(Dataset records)
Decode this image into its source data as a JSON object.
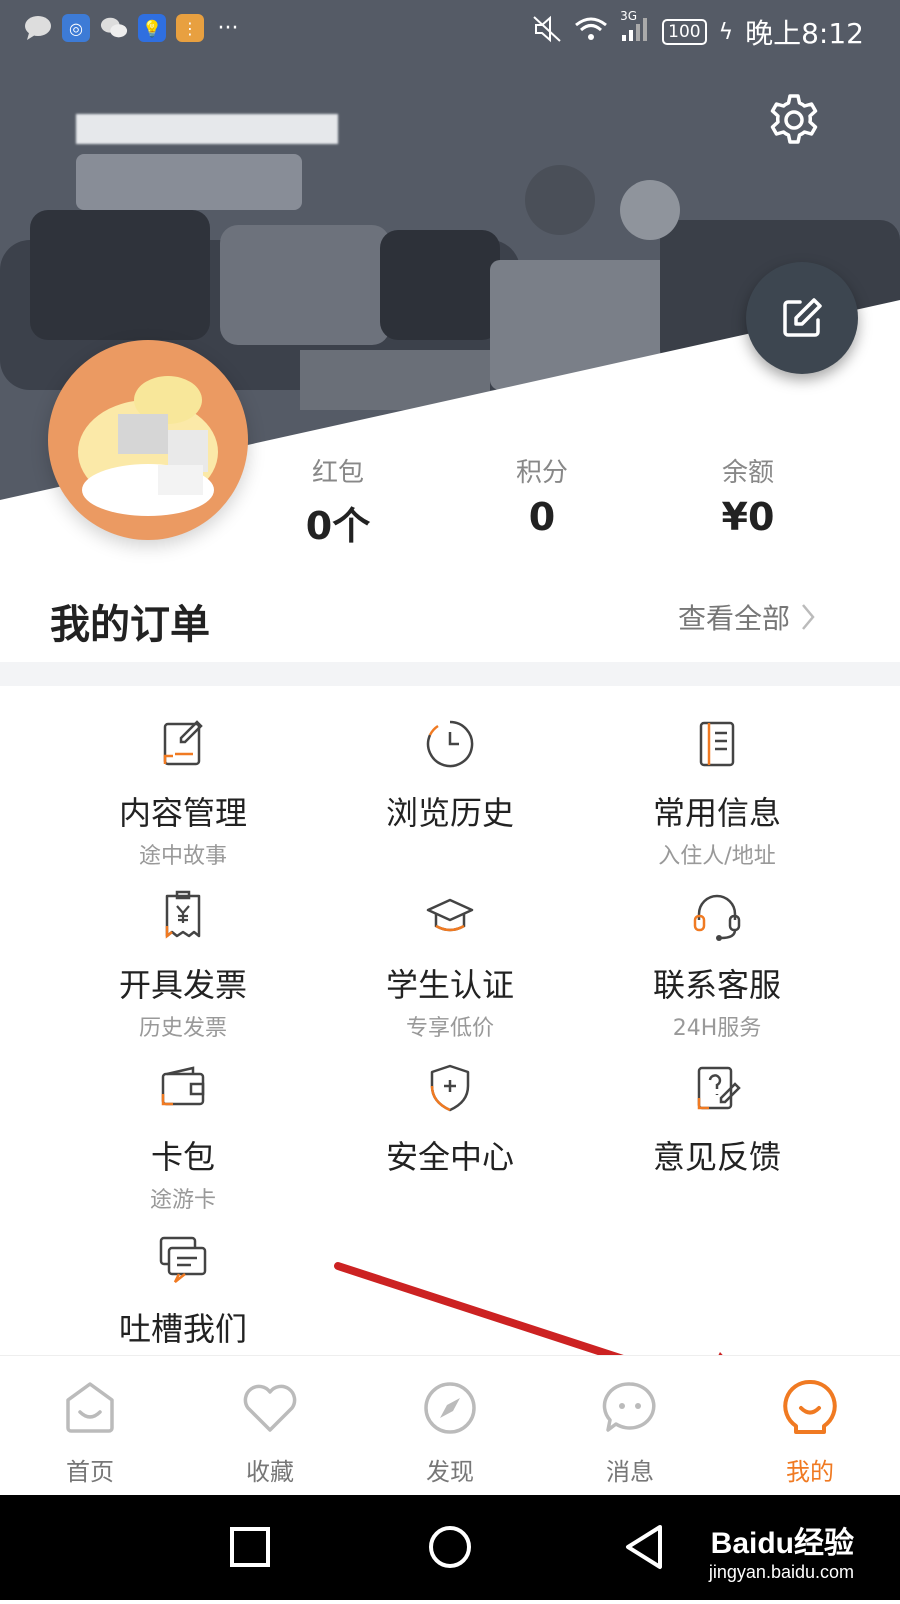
{
  "status_bar": {
    "time": "晚上8:12",
    "battery": "100",
    "network": "3G"
  },
  "profile": {
    "settings_icon": "gear-icon",
    "edit_icon": "edit-icon"
  },
  "stats": [
    {
      "label": "红包",
      "value": "0个"
    },
    {
      "label": "积分",
      "value": "0"
    },
    {
      "label": "余额",
      "value": "¥0"
    }
  ],
  "orders": {
    "title": "我的订单",
    "view_all": "查看全部"
  },
  "services": [
    {
      "title": "内容管理",
      "sub": "途中故事",
      "icon": "edit-document-icon"
    },
    {
      "title": "浏览历史",
      "sub": "",
      "icon": "clock-icon"
    },
    {
      "title": "常用信息",
      "sub": "入住人/地址",
      "icon": "notebook-icon"
    },
    {
      "title": "开具发票",
      "sub": "历史发票",
      "icon": "invoice-icon"
    },
    {
      "title": "学生认证",
      "sub": "专享低价",
      "icon": "graduation-cap-icon"
    },
    {
      "title": "联系客服",
      "sub": "24H服务",
      "icon": "headset-icon"
    },
    {
      "title": "卡包",
      "sub": "途游卡",
      "icon": "wallet-icon"
    },
    {
      "title": "安全中心",
      "sub": "",
      "icon": "shield-icon"
    },
    {
      "title": "意见反馈",
      "sub": "",
      "icon": "feedback-icon"
    },
    {
      "title": "吐槽我们",
      "sub": "",
      "icon": "chat-icon"
    }
  ],
  "bottom_nav": [
    {
      "label": "首页",
      "icon": "home-icon"
    },
    {
      "label": "收藏",
      "icon": "heart-icon"
    },
    {
      "label": "发现",
      "icon": "compass-icon"
    },
    {
      "label": "消息",
      "icon": "message-icon"
    },
    {
      "label": "我的",
      "icon": "profile-icon",
      "active": true
    }
  ],
  "watermark": {
    "brand": "Baidu经验",
    "url": "jingyan.baidu.com"
  },
  "colors": {
    "accent": "#f07a22",
    "header_dark": "#4f5561",
    "avatar_bg": "#eb9a62",
    "arrow_red": "#cc2222"
  }
}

What to do: Pull out all lines from the entries above that include the word "edit".

Correct output:
    "edit_icon": "edit-icon"
      "icon": "edit-document-icon"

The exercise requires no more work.